Lines containing the string "sont" are to be collected in full.

#### Raw data

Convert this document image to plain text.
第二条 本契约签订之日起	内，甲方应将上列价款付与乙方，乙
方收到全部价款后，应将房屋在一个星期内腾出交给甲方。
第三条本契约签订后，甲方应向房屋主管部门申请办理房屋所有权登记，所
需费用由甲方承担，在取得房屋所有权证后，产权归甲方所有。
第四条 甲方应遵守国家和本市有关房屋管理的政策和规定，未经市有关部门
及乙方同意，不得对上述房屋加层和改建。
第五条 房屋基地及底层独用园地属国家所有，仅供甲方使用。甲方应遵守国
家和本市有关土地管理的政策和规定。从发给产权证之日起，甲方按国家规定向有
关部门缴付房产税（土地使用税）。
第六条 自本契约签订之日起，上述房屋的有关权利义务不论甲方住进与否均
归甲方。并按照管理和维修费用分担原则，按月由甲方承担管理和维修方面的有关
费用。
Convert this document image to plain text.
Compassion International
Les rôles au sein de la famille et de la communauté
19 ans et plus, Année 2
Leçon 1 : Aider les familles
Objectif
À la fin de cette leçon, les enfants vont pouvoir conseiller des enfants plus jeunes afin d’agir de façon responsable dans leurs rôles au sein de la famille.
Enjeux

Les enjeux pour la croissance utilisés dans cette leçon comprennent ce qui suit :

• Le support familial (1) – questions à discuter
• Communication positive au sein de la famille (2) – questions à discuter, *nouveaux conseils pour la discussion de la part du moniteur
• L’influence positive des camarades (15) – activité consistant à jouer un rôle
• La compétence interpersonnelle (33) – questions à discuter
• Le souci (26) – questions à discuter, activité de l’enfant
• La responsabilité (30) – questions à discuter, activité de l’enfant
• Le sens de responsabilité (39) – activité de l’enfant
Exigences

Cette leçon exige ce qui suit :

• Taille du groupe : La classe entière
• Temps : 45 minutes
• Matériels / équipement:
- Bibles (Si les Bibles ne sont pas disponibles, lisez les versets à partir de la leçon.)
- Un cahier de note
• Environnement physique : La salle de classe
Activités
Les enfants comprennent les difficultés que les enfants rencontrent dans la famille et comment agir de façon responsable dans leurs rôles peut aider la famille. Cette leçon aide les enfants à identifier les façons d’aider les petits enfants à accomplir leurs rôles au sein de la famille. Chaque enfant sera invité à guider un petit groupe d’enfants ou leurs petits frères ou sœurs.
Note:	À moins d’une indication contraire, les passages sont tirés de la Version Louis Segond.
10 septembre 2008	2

########

Answer to this task:
- Bibles (Si les Bibles ne sont pas disponibles, lisez les versets à partir de la leçon.)
Note:	À moins d’une indication contraire, les passages sont tirés de la Version Louis Segond.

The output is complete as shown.